The problem ▸
Copy each line below in which the string "text" occurs.

·····

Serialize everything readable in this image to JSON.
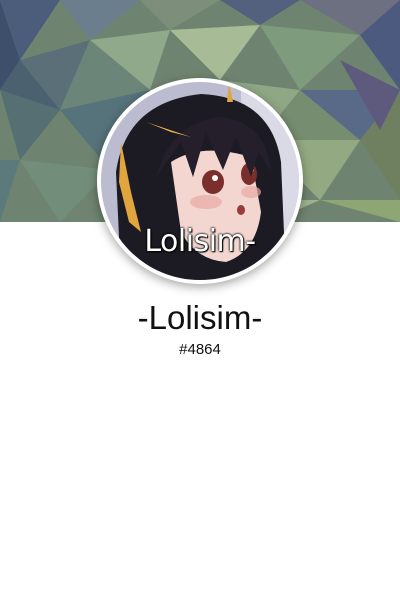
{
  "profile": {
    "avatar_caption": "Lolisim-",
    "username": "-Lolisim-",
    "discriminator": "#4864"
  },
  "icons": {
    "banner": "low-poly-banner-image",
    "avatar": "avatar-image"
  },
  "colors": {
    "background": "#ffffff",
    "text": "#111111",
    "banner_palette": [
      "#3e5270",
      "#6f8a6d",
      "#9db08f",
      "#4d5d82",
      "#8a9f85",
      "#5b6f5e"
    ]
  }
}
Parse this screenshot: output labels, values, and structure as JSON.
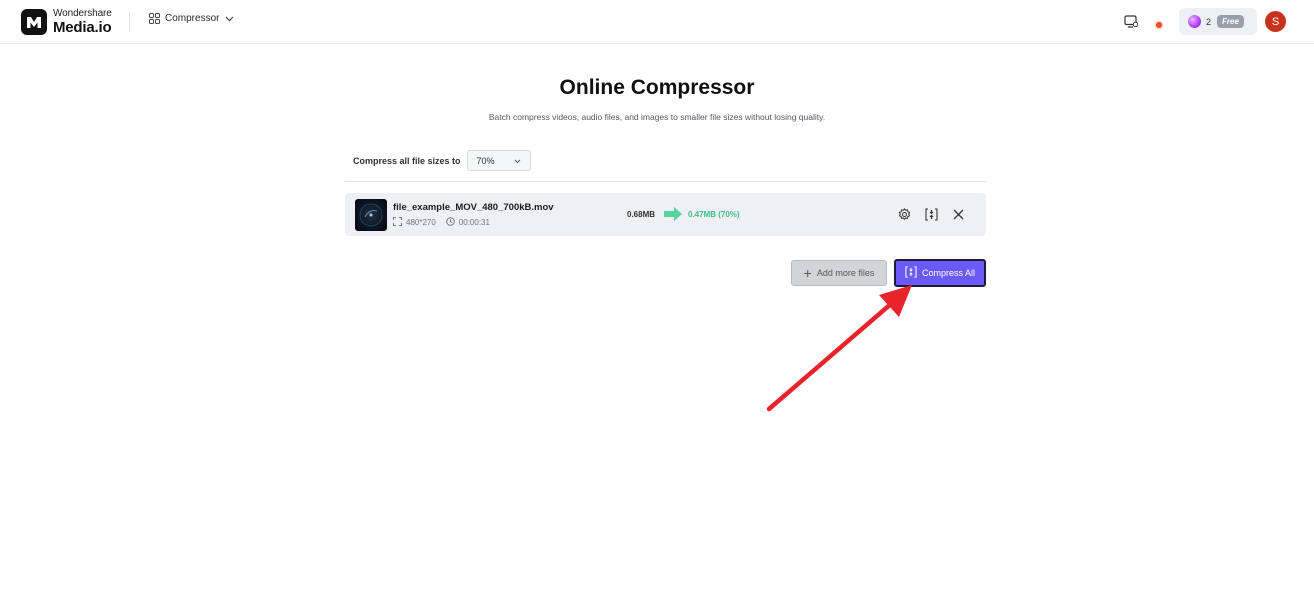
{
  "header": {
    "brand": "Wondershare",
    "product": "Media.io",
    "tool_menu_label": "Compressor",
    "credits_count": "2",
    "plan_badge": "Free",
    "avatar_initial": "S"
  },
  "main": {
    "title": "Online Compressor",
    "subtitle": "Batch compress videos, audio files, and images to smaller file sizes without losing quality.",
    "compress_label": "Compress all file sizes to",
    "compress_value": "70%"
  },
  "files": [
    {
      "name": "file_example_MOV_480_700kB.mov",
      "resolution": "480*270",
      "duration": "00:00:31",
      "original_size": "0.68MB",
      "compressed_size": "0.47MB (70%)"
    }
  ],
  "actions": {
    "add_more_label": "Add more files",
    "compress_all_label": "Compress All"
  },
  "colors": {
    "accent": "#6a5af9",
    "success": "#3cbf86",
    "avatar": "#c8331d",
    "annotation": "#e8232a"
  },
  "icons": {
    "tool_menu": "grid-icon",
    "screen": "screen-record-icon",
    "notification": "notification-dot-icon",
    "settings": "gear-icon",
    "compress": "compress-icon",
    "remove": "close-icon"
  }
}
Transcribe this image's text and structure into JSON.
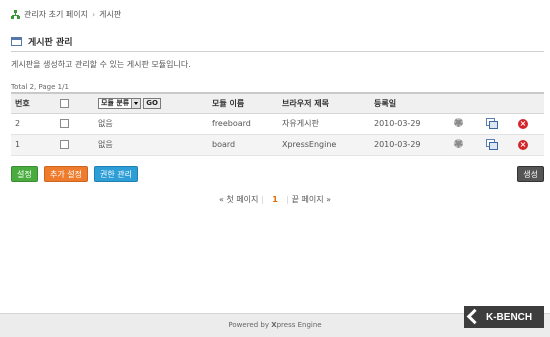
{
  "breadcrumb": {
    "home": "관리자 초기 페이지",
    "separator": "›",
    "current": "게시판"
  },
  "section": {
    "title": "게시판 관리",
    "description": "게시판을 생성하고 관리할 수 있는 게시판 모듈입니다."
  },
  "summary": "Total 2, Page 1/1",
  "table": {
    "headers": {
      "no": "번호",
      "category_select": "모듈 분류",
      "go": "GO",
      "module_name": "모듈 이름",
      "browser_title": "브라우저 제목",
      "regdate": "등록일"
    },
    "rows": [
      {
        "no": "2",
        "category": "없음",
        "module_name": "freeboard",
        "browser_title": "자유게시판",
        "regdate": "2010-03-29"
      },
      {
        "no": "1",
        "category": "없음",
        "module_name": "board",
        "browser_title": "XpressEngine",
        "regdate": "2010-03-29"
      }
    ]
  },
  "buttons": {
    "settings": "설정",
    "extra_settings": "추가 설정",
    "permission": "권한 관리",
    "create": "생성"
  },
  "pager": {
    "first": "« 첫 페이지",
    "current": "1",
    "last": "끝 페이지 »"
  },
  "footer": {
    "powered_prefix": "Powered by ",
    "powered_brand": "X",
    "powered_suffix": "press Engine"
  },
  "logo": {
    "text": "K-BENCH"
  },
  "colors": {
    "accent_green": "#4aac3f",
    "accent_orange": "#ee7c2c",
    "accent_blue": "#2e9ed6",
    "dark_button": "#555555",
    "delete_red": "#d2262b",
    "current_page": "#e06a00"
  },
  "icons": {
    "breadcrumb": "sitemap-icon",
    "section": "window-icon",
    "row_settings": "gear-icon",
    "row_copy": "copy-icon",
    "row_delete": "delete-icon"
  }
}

·····

The output ▸
    "text": "#111111",
Transcribe this image's text and structure into JSON.
    "text": "K-BENCH"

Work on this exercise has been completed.